*WORKING DATA*.
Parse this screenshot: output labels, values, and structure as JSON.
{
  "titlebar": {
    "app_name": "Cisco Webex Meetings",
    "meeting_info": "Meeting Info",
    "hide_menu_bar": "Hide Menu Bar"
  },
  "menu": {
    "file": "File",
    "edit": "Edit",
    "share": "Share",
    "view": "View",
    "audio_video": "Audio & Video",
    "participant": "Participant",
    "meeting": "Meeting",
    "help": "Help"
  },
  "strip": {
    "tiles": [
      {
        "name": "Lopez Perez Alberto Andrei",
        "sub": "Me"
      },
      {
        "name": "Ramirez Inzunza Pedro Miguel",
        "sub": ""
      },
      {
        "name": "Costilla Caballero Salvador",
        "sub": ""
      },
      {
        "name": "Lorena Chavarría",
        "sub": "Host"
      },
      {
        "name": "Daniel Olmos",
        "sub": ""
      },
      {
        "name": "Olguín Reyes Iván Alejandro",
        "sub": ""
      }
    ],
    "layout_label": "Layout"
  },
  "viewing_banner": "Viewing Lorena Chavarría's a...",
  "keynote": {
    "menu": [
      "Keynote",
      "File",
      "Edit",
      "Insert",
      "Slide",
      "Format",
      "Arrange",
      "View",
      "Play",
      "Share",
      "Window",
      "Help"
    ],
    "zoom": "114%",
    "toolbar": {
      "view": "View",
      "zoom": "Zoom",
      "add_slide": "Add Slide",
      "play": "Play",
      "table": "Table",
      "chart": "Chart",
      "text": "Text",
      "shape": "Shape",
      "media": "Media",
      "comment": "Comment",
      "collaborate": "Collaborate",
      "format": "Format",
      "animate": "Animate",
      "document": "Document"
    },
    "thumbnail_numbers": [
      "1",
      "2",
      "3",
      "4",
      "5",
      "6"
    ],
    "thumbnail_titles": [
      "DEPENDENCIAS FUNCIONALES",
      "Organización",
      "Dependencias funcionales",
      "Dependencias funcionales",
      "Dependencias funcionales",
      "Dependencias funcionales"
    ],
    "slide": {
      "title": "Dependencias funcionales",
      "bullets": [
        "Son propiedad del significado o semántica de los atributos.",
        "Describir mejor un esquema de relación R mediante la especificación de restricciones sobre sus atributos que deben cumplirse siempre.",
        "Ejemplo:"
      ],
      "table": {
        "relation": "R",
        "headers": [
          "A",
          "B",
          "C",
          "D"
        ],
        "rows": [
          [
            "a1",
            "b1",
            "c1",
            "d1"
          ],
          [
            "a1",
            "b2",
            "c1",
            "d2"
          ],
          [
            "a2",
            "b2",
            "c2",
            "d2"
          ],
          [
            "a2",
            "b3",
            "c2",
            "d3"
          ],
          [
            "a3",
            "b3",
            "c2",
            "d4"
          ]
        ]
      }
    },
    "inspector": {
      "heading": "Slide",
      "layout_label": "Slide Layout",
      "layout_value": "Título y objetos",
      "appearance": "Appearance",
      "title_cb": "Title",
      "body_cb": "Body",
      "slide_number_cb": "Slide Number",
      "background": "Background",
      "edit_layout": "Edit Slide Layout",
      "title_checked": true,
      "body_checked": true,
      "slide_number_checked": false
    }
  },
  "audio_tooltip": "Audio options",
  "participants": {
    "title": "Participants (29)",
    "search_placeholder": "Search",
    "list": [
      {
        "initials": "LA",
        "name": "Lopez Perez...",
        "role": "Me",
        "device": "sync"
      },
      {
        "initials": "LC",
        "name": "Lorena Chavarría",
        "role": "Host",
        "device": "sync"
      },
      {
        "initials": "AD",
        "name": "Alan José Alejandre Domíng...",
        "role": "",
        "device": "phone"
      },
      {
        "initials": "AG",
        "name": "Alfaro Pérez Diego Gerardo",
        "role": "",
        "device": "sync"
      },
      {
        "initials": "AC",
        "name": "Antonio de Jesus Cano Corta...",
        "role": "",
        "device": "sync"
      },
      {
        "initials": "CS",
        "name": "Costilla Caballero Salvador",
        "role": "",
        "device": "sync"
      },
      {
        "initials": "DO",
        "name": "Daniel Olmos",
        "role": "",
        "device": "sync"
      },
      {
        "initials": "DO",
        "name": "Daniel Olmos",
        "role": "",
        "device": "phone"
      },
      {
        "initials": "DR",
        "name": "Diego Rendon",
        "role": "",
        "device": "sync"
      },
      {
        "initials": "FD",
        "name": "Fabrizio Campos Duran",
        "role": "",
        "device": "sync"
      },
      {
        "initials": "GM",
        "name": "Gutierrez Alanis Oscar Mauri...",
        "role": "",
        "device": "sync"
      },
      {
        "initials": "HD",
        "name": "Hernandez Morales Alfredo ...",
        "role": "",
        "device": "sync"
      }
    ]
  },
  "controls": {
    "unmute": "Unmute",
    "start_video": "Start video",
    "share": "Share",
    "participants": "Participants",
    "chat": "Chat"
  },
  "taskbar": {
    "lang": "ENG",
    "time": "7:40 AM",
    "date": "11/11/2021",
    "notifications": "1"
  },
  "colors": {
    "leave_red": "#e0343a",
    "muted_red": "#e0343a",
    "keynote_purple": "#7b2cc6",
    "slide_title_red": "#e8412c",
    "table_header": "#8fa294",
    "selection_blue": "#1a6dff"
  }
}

*EXERCISE AIM*. Indicate how many lines of the material contain the string "atributos", giving the number and nothing more.

*RESULT OF THE TASK*. 2